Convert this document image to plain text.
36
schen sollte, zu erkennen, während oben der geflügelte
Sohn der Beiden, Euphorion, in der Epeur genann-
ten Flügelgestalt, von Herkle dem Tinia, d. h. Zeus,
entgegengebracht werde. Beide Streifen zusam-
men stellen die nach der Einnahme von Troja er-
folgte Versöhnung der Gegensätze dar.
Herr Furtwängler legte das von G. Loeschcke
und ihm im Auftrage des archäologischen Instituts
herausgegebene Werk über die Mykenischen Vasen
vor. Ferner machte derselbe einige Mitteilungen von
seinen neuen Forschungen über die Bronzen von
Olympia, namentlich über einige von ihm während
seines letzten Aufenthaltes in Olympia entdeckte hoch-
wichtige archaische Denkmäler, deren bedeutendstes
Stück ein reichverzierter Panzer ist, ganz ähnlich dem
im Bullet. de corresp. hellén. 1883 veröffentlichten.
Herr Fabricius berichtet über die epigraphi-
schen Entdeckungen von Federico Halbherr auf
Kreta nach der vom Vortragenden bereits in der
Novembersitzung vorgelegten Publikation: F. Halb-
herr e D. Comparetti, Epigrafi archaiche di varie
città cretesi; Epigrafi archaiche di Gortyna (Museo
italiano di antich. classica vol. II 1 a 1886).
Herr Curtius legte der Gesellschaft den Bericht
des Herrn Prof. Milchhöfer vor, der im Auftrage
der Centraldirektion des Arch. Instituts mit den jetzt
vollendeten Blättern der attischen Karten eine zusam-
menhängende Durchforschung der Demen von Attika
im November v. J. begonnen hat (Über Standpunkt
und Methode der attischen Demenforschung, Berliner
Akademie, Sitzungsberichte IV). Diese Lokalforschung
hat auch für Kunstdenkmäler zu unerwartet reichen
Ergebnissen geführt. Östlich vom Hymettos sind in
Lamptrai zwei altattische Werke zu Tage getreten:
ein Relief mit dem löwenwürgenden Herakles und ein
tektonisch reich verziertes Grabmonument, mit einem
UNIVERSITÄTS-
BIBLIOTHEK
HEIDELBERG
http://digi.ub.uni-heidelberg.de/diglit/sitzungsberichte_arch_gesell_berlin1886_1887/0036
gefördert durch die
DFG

Exercise instructions -> Locate each line containing the string "Instituts" and show it.

Complete response ->
und ihm im Auftrage des archäologischen Instituts
der Centraldirektion des Arch. Instituts mit den jetzt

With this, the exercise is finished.